Every line of the material below should be repeated exactly.

Records excerpted from a collection:
=-=-=-=-=

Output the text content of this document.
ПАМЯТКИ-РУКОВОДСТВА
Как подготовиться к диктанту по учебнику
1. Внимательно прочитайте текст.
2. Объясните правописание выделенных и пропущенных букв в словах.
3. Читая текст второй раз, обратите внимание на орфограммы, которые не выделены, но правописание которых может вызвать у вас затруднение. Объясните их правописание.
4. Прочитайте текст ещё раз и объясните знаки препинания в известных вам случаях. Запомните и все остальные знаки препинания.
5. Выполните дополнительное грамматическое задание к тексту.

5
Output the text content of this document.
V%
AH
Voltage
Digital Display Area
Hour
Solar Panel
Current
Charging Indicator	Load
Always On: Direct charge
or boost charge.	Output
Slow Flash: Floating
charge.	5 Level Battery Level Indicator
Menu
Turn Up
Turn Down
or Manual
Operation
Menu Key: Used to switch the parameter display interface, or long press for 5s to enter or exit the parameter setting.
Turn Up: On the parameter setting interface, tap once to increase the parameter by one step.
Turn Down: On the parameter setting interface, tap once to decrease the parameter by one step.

=-=-=-=-=

RESULT FOR THIS TASK:
Output the text content of this document.
ПАМЯТКИ-РУКОВОДСТВА
Как подготовиться к диктанту по учебнику
1. Внимательно прочитайте текст.
2. Объясните правописание выделенных и пропущенных букв в словах.
3. Читая текст второй раз, обратите внимание на орфограммы, которые не выделены, но правописание которых может вызвать у вас затруднение. Объясните их правописание.
4. Прочитайте текст ещё раз и объясните знаки препинания в известных вам случаях. Запомните и все остальные знаки препинания.
5. Выполните дополнительное грамматическое задание к тексту.

5
Output the text content of this document.
V%
AH
Voltage
Digital Display Area
Hour
Solar Panel
Current
Charging Indicator	Load
Always On: Direct charge
or boost charge.	Output
Slow Flash: Floating
charge.	5 Level Battery Level Indicator
Menu
Turn Up
Turn Down
or Manual
Operation
Menu Key: Used to switch the parameter display interface, or long press for 5s to enter or exit the parameter setting.
Turn Up: On the parameter setting interface, tap once to increase the parameter by one step.
Turn Down: On the parameter setting interface, tap once to decrease the parameter by one step.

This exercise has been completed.